* WHAT THE EXERCISE ASKS
Show each line of the listing below that contains the string "series".

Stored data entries

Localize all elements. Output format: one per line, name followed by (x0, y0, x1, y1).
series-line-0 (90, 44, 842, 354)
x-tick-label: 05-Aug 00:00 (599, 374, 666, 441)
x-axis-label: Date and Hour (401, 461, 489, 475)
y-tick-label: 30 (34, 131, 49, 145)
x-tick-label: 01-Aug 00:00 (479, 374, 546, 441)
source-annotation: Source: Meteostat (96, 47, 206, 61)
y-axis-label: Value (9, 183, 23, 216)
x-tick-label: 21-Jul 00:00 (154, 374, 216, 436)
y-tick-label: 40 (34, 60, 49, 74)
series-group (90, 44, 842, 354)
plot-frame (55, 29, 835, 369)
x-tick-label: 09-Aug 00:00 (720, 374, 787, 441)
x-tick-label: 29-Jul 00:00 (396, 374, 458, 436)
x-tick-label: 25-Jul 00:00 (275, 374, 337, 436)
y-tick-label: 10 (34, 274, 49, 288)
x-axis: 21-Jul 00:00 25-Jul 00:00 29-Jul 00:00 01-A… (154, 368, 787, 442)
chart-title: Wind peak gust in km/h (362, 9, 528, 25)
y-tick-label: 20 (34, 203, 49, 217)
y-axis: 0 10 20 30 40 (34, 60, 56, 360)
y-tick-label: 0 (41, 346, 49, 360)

* SOLUTION FOR THIS EXERCISE
series-line-0 (90, 44, 842, 354)
series-group (90, 44, 842, 354)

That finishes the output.